### Extrait de page

De grands événements se préparaient en Allemagne. La défenestration de Prague avait ouvert la guerre de Trente Ans (1618).  Les protestants ayant proclamé roi de Bohême, le comte palatin Frédéric, le chef de la Ligue catholique, Maximilien de Bavière, envahit le royaume et remporta la célèbre bataille de Prague ou de la Montagne-Blanche (1620).

Le jeune Charles y gagna ses éperons. Il n’avait que quinze ans, mais il déploya, outre une brillante valeur, une telle sûreté de coup d’oeil, une telle présence d’esprit, que son oncle Maximilien et ses généraux augurèrent qu’il y avait en lui l’étoffe d’un capitaine. A la suite de cette campagne de Bohême, Charles était allé voyager en Italie. Pendant son absence, il se passa un incident tragique qui sembla d’abord tout perdre, et qui au contraire hâta le mariage.

Henri II avait envoyé à Munich un de ses affidés, le comte de Lutzelbourg, pour y négocier avec l’Électeur et surveiller les agissements de son frère Vaudémont. Celui-ci, furieux de cette sorte d’espionnage, donna ordre au capitaine de ses gardes, un Piémontais nommé de Riguet, de suivre l’agent lorrain à sa sortie de Bavière, et de le tuer où il pourrait le rejoindre.

Données de compréhension de documents
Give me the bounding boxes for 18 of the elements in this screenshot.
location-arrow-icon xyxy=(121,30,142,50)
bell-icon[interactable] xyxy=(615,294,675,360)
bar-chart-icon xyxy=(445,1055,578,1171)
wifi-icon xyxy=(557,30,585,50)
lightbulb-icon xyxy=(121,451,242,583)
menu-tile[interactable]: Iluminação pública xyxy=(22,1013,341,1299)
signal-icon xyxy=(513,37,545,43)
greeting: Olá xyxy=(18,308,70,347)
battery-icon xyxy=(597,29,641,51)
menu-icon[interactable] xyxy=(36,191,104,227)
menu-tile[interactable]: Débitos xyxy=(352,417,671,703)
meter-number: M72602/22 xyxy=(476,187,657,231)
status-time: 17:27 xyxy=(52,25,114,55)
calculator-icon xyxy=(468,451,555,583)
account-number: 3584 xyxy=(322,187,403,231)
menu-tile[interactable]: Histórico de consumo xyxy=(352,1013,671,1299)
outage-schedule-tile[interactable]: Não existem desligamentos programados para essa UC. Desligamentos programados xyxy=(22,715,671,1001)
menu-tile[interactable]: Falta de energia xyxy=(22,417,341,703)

### Consigne
Écrivez la suite du récit sur le jeune Charles et la guerre de Trente Ans, à partir de sa dernière phrase.

### Réponse attendue
Le capitaine l’atteignit près de Nancy.  Il voyageait en carrosse, de Riguet le provoqua. Il refusa de descendre en disant : « Je vous ferai raison lorsque j’aurai rendu compte de ma mission à mon maître ! ». Là-dessus, on lui tira deux coups de pistolet qui le tuèrent. Les assassins s’enfuirent.

Dans les premiers transports de son indignation, en apprenant cet odieux attentat, Henri II jura de ne plus revoir, ni son frère ni son neveu, et de marier immédiatement sa fille avec Louis de Guise. On parvint cependant à l’apaiser et on lui persuada qu’il fallait avant tout, préserver la Lorraine des maux qu’une rupture définitive entraînerait fatalement.

Un carme déchaussé, nommé le père Dominique, très populaire et vénéré comme une sorte de thaumaturge et de prophète, le menaça de la damnation éternelle s’il ne pardonnait pas.

Henri, vaincu, consentit à se rapprocher des Vaudémont et à leur donner sa fille, mais à deux conditions :
- le prince Charles, dans le contrat de mariage, reconnaîtrait d’avance qu’il tenait ses droits de sa femme, héritière légitime de la couronne ducale
- le baron d’Ancerville serait dédommagé en recevant la main d’Henriette de Lorraine, soeur du prince Charles.

A cette seconde proposition, le comte de Vaudémont se récria d’horreur. Mais c’était un ultimatum, il fallut bien céder. Seulement pour relever un peu le favori, le Duc lui donna les terres de Phalsbourg et de Lixheim et obtint de l’empereur qu’elles fussent érigées en principauté. Ancerville porta désormais le titre de prince de Phalsbourg.

Il en coûtait énormément aux seigneurs de Vaudémont d’abandonner la thèse de la loi salique, pour laquelle ils avaient tant combattu, mais ils pensèrent qu’on pourrait un jour revenir sur la clause du contrat. Ils se rendirent à Toul et, devant l’évêque, ils formulèrent secrètement une protestation notariée contre l’engagement qui leur avait été arraché. Ces actes d’insigne mauvaise foi n’étaient point rares à cette époque.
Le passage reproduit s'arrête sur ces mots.